Exercise prompt: Lay out every line of the records below as a Markdown table with the columns "Row" and "Line", numbering the rows and skipping blank lines. Leave the pictures out.

Exercise materials:
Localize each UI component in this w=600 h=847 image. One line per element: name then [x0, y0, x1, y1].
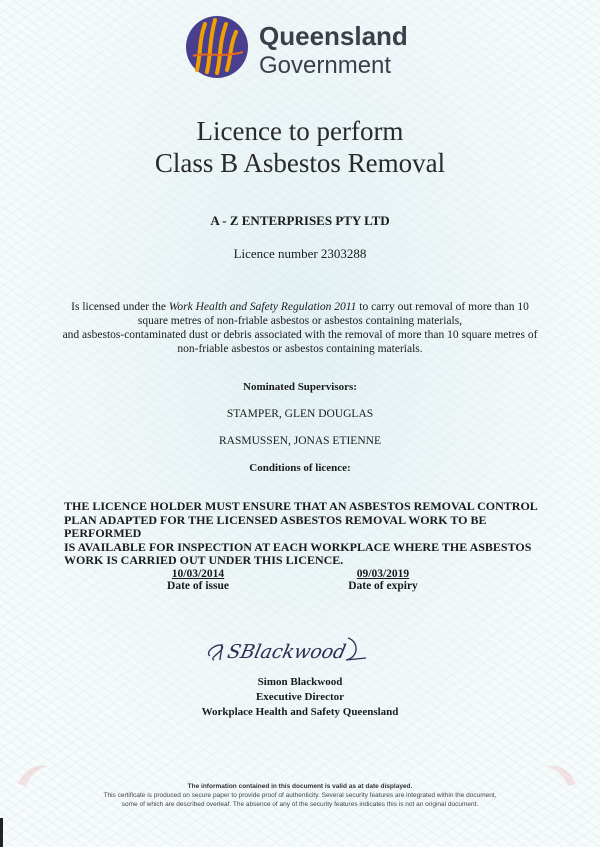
supervisor-name-2: RASMUSSEN, JONAS ETIENNE: [219, 435, 381, 447]
footer-line-3: some of which are described overleaf. The absence of any of the security features indicates this is not an original document.: [121, 801, 479, 808]
queensland-government-logo: [183, 12, 423, 82]
certificate-title-line1: Licence to perform: [196, 116, 404, 146]
expiry-date-label: Date of expiry: [348, 580, 418, 592]
expiry-date-block: [318, 568, 448, 592]
org-name-line1: Queensland: [259, 21, 408, 51]
expiry-date-value: 09/03/2019: [356, 568, 410, 580]
conditions-line-4: WORK IS CARRIED OUT UNDER THIS LICENCE.: [64, 553, 344, 567]
supervisors-heading: Nominated Supervisors:: [243, 381, 357, 393]
queensland-crest-icon: [183, 12, 423, 82]
licence-number-value: 2303288: [320, 246, 367, 261]
licence-number-row: [0, 246, 600, 262]
signature-image: [200, 632, 380, 666]
footer-line-1: The information contained in this document is valid as at date displayed.: [187, 783, 413, 790]
signatory-role: Executive Director: [255, 691, 345, 703]
conditions-line-2: PLAN ADAPTED FOR THE LICENSED ASBESTOS REMOVAL WORK TO BE PERFORMED: [64, 512, 487, 540]
licence-scope-paragraph: [0, 300, 600, 356]
scope-line-1-suffix: to carry out removal of more than 10: [356, 301, 529, 313]
licence-number-label: Licence number: [233, 246, 318, 261]
conditions-line-3: IS AVAILABLE FOR INSPECTION AT EACH WORKPLACE WHERE THE ASBESTOS: [64, 539, 532, 554]
scan-margin-mark: [0, 818, 3, 847]
regulation-name: Work Health and Safety Regulation 2011: [168, 301, 357, 313]
company-name: A - Z ENTERPRISES PTY LTD: [210, 213, 390, 228]
certificate-title-line2: Class B Asbestos Removal: [154, 148, 446, 178]
supervisor-name-1: STAMPER, GLEN DOUGLAS: [226, 408, 374, 420]
issue-date-block: [133, 568, 263, 592]
scope-line-4: non-friable asbestos or asbestos containing materials.: [177, 343, 423, 355]
conditions-line-1: THE LICENCE HOLDER MUST ENSURE THAT AN ASBESTOS REMOVAL CONTROL: [64, 499, 538, 513]
scope-line-1: [0, 300, 600, 314]
conditions-heading: Conditions of licence:: [249, 462, 351, 474]
scope-line-2: square metres of non-friable asbestos or asbestos containing materials,: [137, 315, 463, 327]
footer-line-2: This certificate is produced on secure paper to provide proof of authenticity. Several security features are integrated within the document,: [103, 792, 497, 799]
issue-date-label: Date of issue: [167, 580, 229, 592]
issue-date-value: 10/03/2014: [171, 568, 225, 580]
scope-line-1-prefix: Is licensed under the: [71, 301, 169, 313]
signatory-name: Simon Blackwood: [257, 676, 343, 688]
org-name-line2: Government: [259, 52, 392, 79]
scope-line-3: and asbestos-contaminated dust or debris associated with the removal of more than 10 square metres of: [62, 329, 538, 341]
signatory-department: Workplace Health and Safety Queensland: [201, 706, 399, 718]
security-footer: [0, 782, 600, 809]
handwritten-signature-icon: [200, 632, 380, 666]
conditions-text: [64, 500, 544, 568]
signature-text: SBlackwood: [225, 640, 349, 663]
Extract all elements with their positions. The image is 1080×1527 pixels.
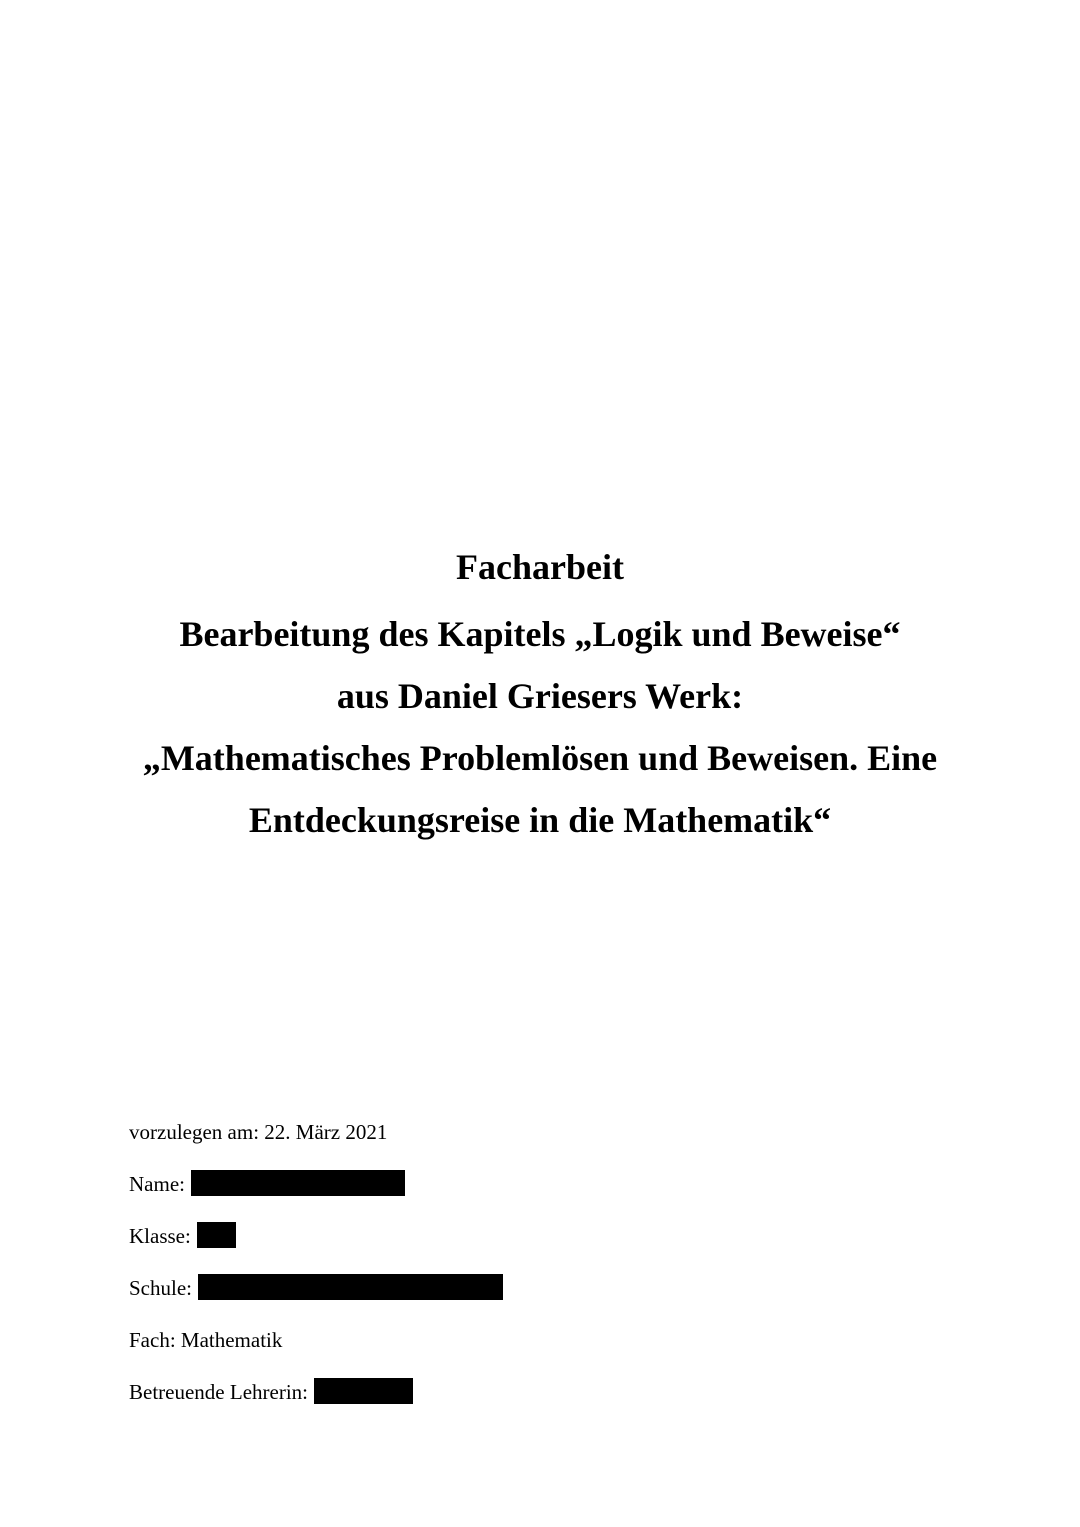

Response for this exercise:
| Row | Line |
|---|---|
| 1 | Localize each UI component in this w=600 h=847 image. One line per element: name then [x0, y0, x1, y1]. |
| 2 | supervisor-name-2: RASMUSSEN, JONAS ETIENNE: [219, 435, 381, 447] |
| 3 | footer-line-3: some of which are described overleaf. The absence of any of the security features indicates this is not an original document.: [121, 801, 479, 808] |
| 4 | queensland-government-logo: [183, 12, 423, 82] |
| 5 | certificate-title-line1: Licence to perform: [196, 116, 404, 146] |
| 6 | expiry-date-label: Date of expiry: [348, 580, 418, 592] |
| 7 | expiry-date-block: [318, 568, 448, 592] |
| 8 | org-name-line1: Queensland: [259, 21, 408, 51] |
| 9 | expiry-date-value: 09/03/2019: [356, 568, 410, 580] |
| 10 | conditions-line-4: WORK IS CARRIED OUT UNDER THIS LICENCE.: [64, 553, 344, 567] |
| 11 | supervisors-heading: Nominated Supervisors:: [243, 381, 357, 393] |
| 12 | queensland-crest-icon: [183, 12, 423, 82] |
| 13 | licence-number-value: 2303288: [320, 246, 367, 261] |
| 14 | licence-number-row: [0, 246, 600, 262] |
| 15 | signature-image: [200, 632, 380, 666] |
| 16 | footer-line-1: The information contained in this document is valid as at date displayed.: [187, 783, 413, 790] |
| 17 | signatory-role: Executive Director: [255, 691, 345, 703] |
| 18 | conditions-line-2: PLAN ADAPTED FOR THE LICENSED ASBESTOS REMOVAL WORK TO BE PERFORMED: [64, 512, 487, 540] |
| 19 | licence-scope-paragraph: [0, 300, 600, 356] |
| 20 | scope-line-1-suffix: to carry out removal of more than 10: [356, 301, 529, 313] |
| 21 | licence-number-label: Licence number: [233, 246, 318, 261] |
| 22 | conditions-line-3: IS AVAILABLE FOR INSPECTION AT EACH WORKPLACE WHERE THE ASBESTOS: [64, 539, 532, 554] |
| 23 | scan-margin-mark: [0, 818, 3, 847] |
| 24 | regulation-name: Work Health and Safety Regulation 2011: [168, 301, 357, 313] |
| 25 | company-name: A - Z ENTERPRISES PTY LTD: [210, 213, 390, 228] |
| 26 | certificate-title-line2: Class B Asbestos Removal: [154, 148, 446, 178] |
| 27 | supervisor-name-1: STAMPER, GLEN DOUGLAS: [226, 408, 374, 420] |
| 28 | issue-date-block: [133, 568, 263, 592] |
| 29 | scope-line-4: non-friable asbestos or asbestos containing materials.: [177, 343, 423, 355] |
| 30 | conditions-line-1: THE LICENCE HOLDER MUST ENSURE THAT AN ASBESTOS REMOVAL CONTROL: [64, 499, 538, 513] |
| 31 | scope-line-1: [0, 300, 600, 314] |
| 32 | conditions-heading: Conditions of licence:: [249, 462, 351, 474] |
| 33 | scope-line-2: square metres of non-friable asbestos or asbestos containing materials,: [137, 315, 463, 327] |
| 34 | footer-line-2: This certificate is produced on secure paper to provide proof of authenticity. Several security features are integrated within the document,: [103, 792, 497, 799] |
| 35 | issue-date-label: Date of issue: [167, 580, 229, 592] |
| 36 | issue-date-value: 10/03/2014: [171, 568, 225, 580] |
| 37 | scope-line-1-prefix: Is licensed under the: [71, 301, 169, 313] |
| 38 | signatory-name: Simon Blackwood: [257, 676, 343, 688] |
| 39 | org-name-line2: Government: [259, 52, 392, 79] |
| 40 | scope-line-3: and asbestos-contaminated dust or debris associated with the removal of more than 10 square metres of: [62, 329, 538, 341] |
| 41 | signatory-department: Workplace Health and Safety Queensland: [201, 706, 399, 718] |
| 42 | security-footer: [0, 782, 600, 809] |
| 43 | handwritten-signature-icon: [200, 632, 380, 666] |
| 44 | conditions-text: [64, 500, 544, 568] |
| 45 | signature-text: SBlackwood: [225, 640, 349, 663] |
| 46 | Extract all elements with their positions. The image is 1080×1527 pixels. |